### Problem statement
Extract each line containing the string "time".

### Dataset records
□ □ □

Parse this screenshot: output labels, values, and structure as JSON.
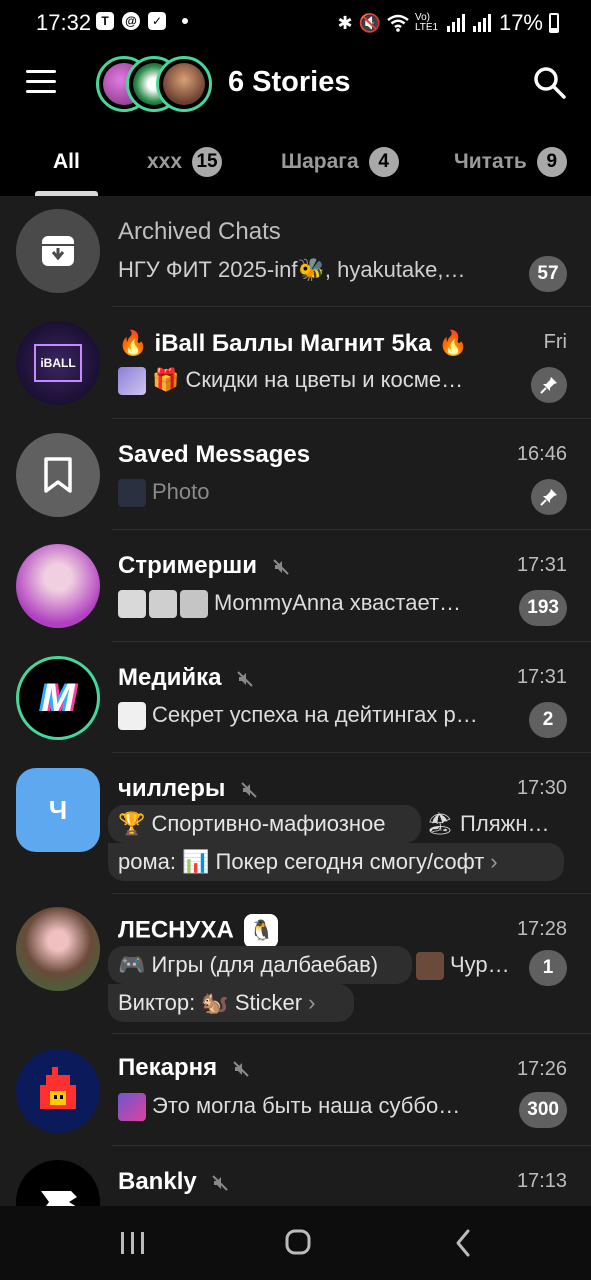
{
  "status_bar": {
    "time": "17:32",
    "battery": "17%",
    "network": "Vo) LTE1"
  },
  "header": {
    "title": "6 Stories"
  },
  "tabs": [
    {
      "label": "All",
      "count": null
    },
    {
      "label": "xxx",
      "count": "15"
    },
    {
      "label": "Шарага",
      "count": "4"
    },
    {
      "label": "Читать",
      "count": "9"
    }
  ],
  "chats": [
    {
      "title": "Archived Chats",
      "message": "НГУ ФИТ 2025-inf🐝, hyakutake,…",
      "badge": "57"
    },
    {
      "title": "🔥 iBall Баллы Магнит 5ka 🔥",
      "time": "Fri",
      "message": "🎁 Скидки на цветы и косме…",
      "pinned": true,
      "avatar_text": "iBALL"
    },
    {
      "title": "Saved Messages",
      "time": "16:46",
      "message": "Photo",
      "pinned": true
    },
    {
      "title": "Стримерши",
      "time": "17:31",
      "message": "MommyAnna хвастает…",
      "badge": "193",
      "muted": true
    },
    {
      "title": "Медийка",
      "time": "17:31",
      "message": "Секрет успеха на дейтингах р…",
      "badge": "2",
      "muted": true,
      "avatar_text": "M"
    },
    {
      "title": "чиллеры",
      "time": "17:30",
      "avatar_text": "Ч",
      "muted": true,
      "topic1": "🏆 Спортивно-мафиозное",
      "topic1b": "🏖 Пляжн…",
      "line2": "рома: 📊 Покер сегодня смогу/софт"
    },
    {
      "title": "ЛЕСНУХА",
      "time": "17:28",
      "badge": "1",
      "topic1": "🎮 Игры (для далбаебав)",
      "topic1b": "Чур…",
      "line2": "Виктор: 🐿️ Sticker"
    },
    {
      "title": "Пекарня",
      "time": "17:26",
      "message": "Это могла быть наша суббо…",
      "badge": "300",
      "muted": true
    },
    {
      "title": "Bankly",
      "time": "17:13",
      "muted": true
    }
  ],
  "colors": {
    "accent": "#46d79a",
    "badge_bg": "#606060",
    "blue_avatar": "#5ea8f0"
  }
}
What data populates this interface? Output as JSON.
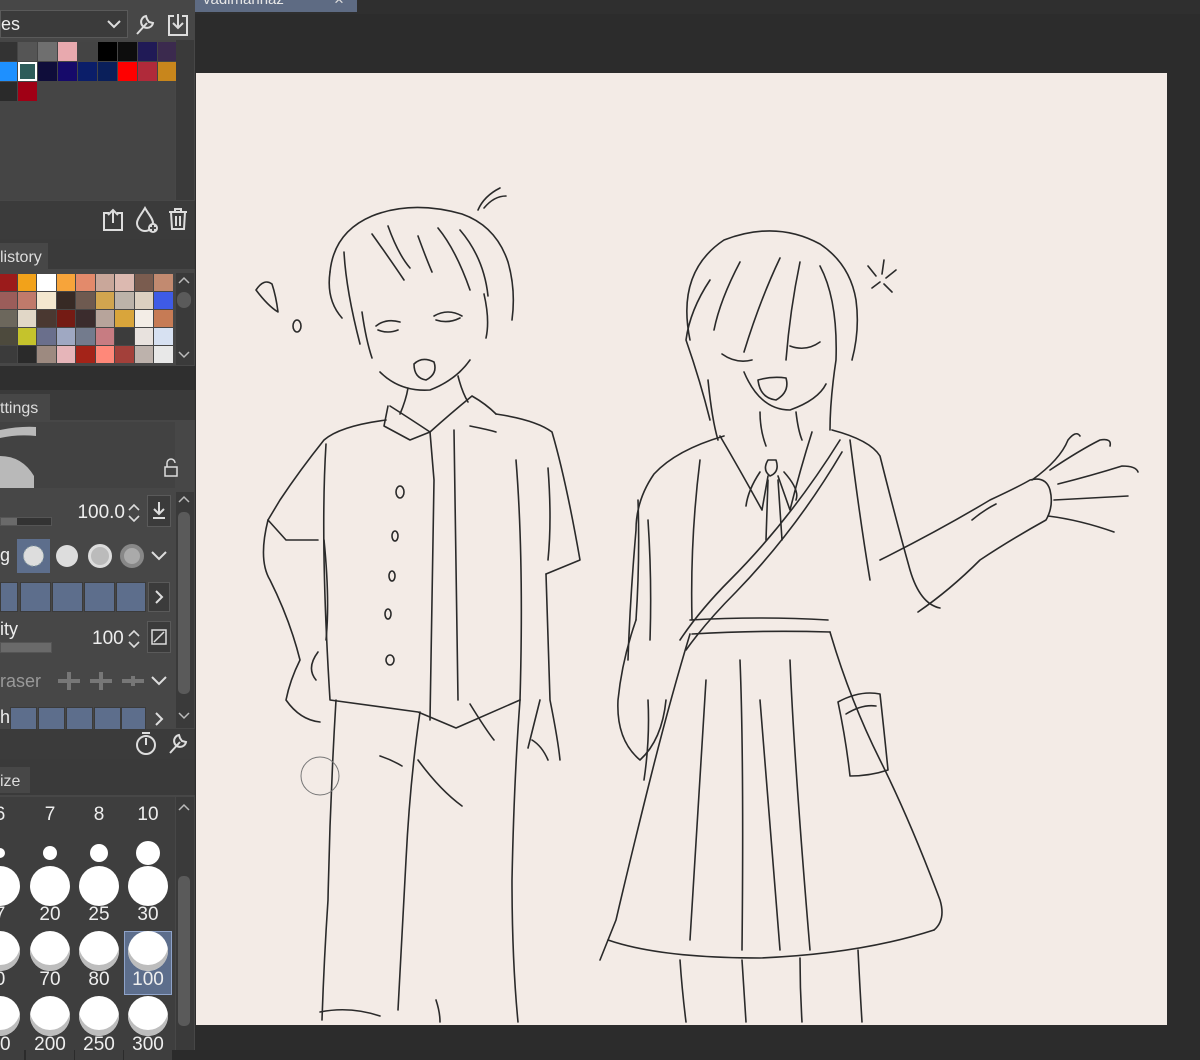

□ □ □

### Exercise solution
    "time": "17:32",
      "time": "Fri",
      "time": "16:46",
      "time": "17:31",
      "time": "17:31",
      "time": "17:30",
      "time": "17:28",
      "time": "17:26",
      "time": "17:13",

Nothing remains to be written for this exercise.